I primarily test by building webkitgtk [1], and I experience the same loss of 
system responsiveness whether / is ext4 or Btrfs. But I do see a difference in 
top and iotop.
https://drive.google.com/open?id=12jpQeskPsvHmfvDjWSPOwIWSz09JIUlk

This is an extreme case of refaulting, it's out of memory and swap, and
since kswapd and btrfs threads are using a lot of CPU I'm guessing the
faults are a mix of anonymous pages and file pages. At this point the
system is really lost which is why the UX is the same with ext4 and
btrfs; but behind the scenes it does seem more is going on. There might
be other workloads which aren't as extreme, thereby exposing the
difference. Two possible sources of the heavy CPU for btrfs threads:
decompression, and checksumming. If it's true there is near constant
reclaim happening, it's not just a simple minimum 4K read but rather a
128K minimum because all Btrfs compressed files use 128K extent size; is
then decompressed, and then requires reading csum tree and computing
csum on the read to compare. Ordinarily this is cheap but in this
situation possibly it's resulting in a lot of extra congestion, but this
is the limit of my knowledge so it's just speculation.

Btrfs write amplification is a known issue (wandering trees problem).
But that appears to not be the issue in this example.

It might be this problem is better dealt with by cgroupsv2 to protect certain 
tasks from reclaim, and thus reduce the problem on any file system. But Btrfs 
alone (for now) does have more sophisticated cgroupvs2 IO isolation control as 
well.

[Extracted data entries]
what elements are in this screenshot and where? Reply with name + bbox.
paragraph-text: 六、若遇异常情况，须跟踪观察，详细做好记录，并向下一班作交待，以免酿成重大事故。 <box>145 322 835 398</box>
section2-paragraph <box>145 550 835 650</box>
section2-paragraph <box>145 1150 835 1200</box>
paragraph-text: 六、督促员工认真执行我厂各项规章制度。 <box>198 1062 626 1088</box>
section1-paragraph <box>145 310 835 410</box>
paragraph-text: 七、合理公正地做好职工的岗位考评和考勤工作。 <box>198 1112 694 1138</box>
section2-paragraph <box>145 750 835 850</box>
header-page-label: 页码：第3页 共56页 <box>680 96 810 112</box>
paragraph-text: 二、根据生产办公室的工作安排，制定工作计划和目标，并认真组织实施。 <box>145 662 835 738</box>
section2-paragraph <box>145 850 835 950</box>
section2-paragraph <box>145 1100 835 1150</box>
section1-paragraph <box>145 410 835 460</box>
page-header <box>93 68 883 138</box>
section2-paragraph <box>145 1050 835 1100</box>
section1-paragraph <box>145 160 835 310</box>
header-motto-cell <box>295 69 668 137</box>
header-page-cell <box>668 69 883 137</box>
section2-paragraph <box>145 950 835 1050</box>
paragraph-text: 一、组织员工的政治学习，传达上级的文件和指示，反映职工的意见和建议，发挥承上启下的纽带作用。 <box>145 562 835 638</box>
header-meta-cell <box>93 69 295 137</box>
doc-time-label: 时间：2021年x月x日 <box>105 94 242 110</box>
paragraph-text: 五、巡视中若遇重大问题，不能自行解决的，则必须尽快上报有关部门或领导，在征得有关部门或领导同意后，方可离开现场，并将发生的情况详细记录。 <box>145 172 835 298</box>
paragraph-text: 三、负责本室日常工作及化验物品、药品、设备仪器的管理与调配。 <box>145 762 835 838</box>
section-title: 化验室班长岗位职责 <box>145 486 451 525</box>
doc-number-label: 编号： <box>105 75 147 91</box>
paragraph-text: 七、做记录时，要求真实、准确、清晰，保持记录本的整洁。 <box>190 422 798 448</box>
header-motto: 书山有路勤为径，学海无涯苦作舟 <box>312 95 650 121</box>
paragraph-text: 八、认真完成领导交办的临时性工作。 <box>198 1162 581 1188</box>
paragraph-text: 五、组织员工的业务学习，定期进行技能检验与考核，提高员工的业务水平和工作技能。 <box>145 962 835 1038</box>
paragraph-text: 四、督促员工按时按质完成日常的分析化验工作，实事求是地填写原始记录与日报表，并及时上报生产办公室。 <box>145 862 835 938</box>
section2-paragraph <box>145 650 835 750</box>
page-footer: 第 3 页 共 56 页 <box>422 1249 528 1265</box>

> [Tasks to complete]:
A. Duplicate everything in the Btrfs post from "I primarily test" down to "top and iotop.".
B. According to the Btrfs post, what are the two possible sources of the heavy CPU use by btrfs threads?
C. Resume the post about Btrfs and system responsiveness, writing on from its last sentence.
These records have no connection to the Btrfs post.

> [Results by task]:
A.
I primarily test by building webkitgtk [1], and I experience the same loss of 
system responsiveness whether / is ext4 or Btrfs. But I do see a difference in 
top and iotop.

B. Decompression and checksumming.

C.
https://www.spinics.net/lists/cgroups/msg24743.html

The upstream GNOME and KDE developers are aware of the loss of responsiveness 
problem and have done quite a lot of preliminary work in GNOME 3.34 with more 
work on the way.
https://blogs.gnome.org/benzea/2019/10/01/gnome-3-34-is-now-managed-using-systemd/

You can today take advantage of this cgroupsv2 work by running resource hungry 
tasks as a systemd user unit in Fedora 31.
https://blogs.gnome.org/benzea/2019/10/01/gnome-3-34-is-now-managed-using-systemd/#comment-14833

I expect in the next 6-12 months (it's a guesstimate) there will be
additional work in GNOME to protect the user session or what I vaguely
call the "GUI stack" from reclaim, and thus improve its responsiveness
at the expense of the resource hungry process.


[1] first two lines; set -j to RAM in GiB +2 GiB; i.e. if you have 8G RAM, use 
-j 10; more jobs makes the problem happen faster.
https://trac.webkit.org/wiki/BuildingGtk

-- 
You received this bug notification because you are a member of Kernel
Packages, which is subscribed to linux in Ubuntu.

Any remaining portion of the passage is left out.